- [Dataset content]:
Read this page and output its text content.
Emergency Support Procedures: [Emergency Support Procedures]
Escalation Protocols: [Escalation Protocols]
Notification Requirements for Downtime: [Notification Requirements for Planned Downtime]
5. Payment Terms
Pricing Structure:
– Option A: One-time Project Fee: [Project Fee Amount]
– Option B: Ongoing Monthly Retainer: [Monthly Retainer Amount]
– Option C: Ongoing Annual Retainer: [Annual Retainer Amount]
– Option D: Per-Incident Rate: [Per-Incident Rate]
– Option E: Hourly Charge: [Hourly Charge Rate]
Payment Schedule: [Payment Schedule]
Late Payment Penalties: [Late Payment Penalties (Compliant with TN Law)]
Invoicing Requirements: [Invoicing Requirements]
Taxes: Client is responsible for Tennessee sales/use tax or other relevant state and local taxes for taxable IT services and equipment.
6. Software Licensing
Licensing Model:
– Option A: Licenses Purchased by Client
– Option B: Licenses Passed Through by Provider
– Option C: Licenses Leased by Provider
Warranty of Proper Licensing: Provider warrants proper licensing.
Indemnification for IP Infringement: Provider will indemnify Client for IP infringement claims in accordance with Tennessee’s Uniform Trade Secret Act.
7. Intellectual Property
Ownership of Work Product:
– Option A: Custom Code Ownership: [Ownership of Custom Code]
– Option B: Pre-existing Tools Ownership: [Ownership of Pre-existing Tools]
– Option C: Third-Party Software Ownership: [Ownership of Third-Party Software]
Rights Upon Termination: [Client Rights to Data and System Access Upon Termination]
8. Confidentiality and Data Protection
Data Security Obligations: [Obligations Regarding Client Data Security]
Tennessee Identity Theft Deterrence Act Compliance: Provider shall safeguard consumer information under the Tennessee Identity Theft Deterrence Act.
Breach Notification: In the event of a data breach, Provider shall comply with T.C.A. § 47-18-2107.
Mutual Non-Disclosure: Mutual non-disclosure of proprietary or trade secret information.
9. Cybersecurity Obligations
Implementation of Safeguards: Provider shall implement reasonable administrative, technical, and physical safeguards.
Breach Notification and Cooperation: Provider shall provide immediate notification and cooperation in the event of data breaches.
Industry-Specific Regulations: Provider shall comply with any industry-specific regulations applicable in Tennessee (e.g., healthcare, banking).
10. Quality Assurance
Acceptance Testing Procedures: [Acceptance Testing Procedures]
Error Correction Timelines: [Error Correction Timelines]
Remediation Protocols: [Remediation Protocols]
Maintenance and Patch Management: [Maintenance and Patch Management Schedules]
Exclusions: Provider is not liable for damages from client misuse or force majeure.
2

- [What is needed]: Please reproduce each line exactly as written.

- [Solution to this task]:
Read this page and output its text content.
Emergency Support Procedures: [Emergency Support Procedures]
Escalation Protocols: [Escalation Protocols]
Notification Requirements for Downtime: [Notification Requirements for Planned Downtime]
5. Payment Terms
Pricing Structure:
– Option A: One-time Project Fee: [Project Fee Amount]
– Option B: Ongoing Monthly Retainer: [Monthly Retainer Amount]
– Option C: Ongoing Annual Retainer: [Annual Retainer Amount]
– Option D: Per-Incident Rate: [Per-Incident Rate]
– Option E: Hourly Charge: [Hourly Charge Rate]
Payment Schedule: [Payment Schedule]
Late Payment Penalties: [Late Payment Penalties (Compliant with TN Law)]
Invoicing Requirements: [Invoicing Requirements]
Taxes: Client is responsible for Tennessee sales/use tax or other relevant state and local taxes for taxable IT services and equipment.
6. Software Licensing
Licensing Model:
– Option A: Licenses Purchased by Client
– Option B: Licenses Passed Through by Provider
– Option C: Licenses Leased by Provider
Warranty of Proper Licensing: Provider warrants proper licensing.
Indemnification for IP Infringement: Provider will indemnify Client for IP infringement claims in accordance with Tennessee’s Uniform Trade Secret Act.
7. Intellectual Property
Ownership of Work Product:
– Option A: Custom Code Ownership: [Ownership of Custom Code]
– Option B: Pre-existing Tools Ownership: [Ownership of Pre-existing Tools]
– Option C: Third-Party Software Ownership: [Ownership of Third-Party Software]
Rights Upon Termination: [Client Rights to Data and System Access Upon Termination]
8. Confidentiality and Data Protection
Data Security Obligations: [Obligations Regarding Client Data Security]
Tennessee Identity Theft Deterrence Act Compliance: Provider shall safeguard consumer information under the Tennessee Identity Theft Deterrence Act.
Breach Notification: In the event of a data breach, Provider shall comply with T.C.A. § 47-18-2107.
Mutual Non-Disclosure: Mutual non-disclosure of proprietary or trade secret information.
9. Cybersecurity Obligations
Implementation of Safeguards: Provider shall implement reasonable administrative, technical, and physical safeguards.
Breach Notification and Cooperation: Provider shall provide immediate notification and cooperation in the event of data breaches.
Industry-Specific Regulations: Provider shall comply with any industry-specific regulations applicable in Tennessee (e.g., healthcare, banking).
10. Quality Assurance
Acceptance Testing Procedures: [Acceptance Testing Procedures]
Error Correction Timelines: [Error Correction Timelines]
Remediation Protocols: [Remediation Protocols]
Maintenance and Patch Management: [Maintenance and Patch Management Schedules]
Exclusions: Provider is not liable for damages from client misuse or force majeure.
2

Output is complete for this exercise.